## The problem
Count, in the entries, the lines with "plug". Answer with the number only.

........

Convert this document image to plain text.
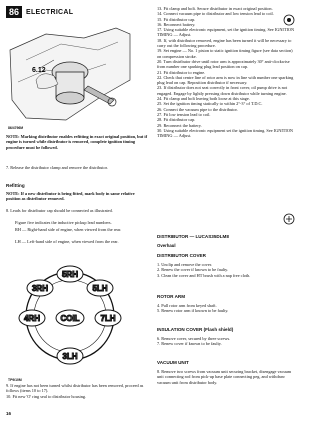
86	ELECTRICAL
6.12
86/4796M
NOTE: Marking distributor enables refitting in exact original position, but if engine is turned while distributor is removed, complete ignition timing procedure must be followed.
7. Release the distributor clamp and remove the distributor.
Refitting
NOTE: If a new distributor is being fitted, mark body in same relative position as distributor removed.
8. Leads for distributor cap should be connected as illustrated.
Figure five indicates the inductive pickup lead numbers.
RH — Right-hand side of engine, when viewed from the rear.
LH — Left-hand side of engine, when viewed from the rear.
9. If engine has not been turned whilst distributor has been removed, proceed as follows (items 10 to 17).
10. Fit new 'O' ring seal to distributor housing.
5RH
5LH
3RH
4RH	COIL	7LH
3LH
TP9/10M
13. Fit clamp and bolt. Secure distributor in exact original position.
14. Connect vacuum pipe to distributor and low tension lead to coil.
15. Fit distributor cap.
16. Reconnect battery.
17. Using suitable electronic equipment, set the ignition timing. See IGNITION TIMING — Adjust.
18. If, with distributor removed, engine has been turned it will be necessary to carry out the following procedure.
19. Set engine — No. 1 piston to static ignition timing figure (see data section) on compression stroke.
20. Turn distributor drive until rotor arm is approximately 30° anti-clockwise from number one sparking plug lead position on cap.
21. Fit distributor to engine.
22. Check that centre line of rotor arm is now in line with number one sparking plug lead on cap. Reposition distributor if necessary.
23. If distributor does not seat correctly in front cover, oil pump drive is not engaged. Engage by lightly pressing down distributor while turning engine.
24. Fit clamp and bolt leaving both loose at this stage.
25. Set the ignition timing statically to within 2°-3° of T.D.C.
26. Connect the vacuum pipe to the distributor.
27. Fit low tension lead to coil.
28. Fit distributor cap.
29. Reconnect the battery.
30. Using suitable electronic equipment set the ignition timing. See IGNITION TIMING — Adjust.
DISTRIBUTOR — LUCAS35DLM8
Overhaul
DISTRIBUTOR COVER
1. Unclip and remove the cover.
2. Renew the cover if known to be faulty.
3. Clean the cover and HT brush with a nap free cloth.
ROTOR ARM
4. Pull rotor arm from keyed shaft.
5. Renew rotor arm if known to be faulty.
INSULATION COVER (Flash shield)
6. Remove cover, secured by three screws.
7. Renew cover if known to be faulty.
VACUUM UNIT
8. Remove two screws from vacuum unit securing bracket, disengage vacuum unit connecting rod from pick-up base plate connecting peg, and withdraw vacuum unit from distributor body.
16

........

## Result below
2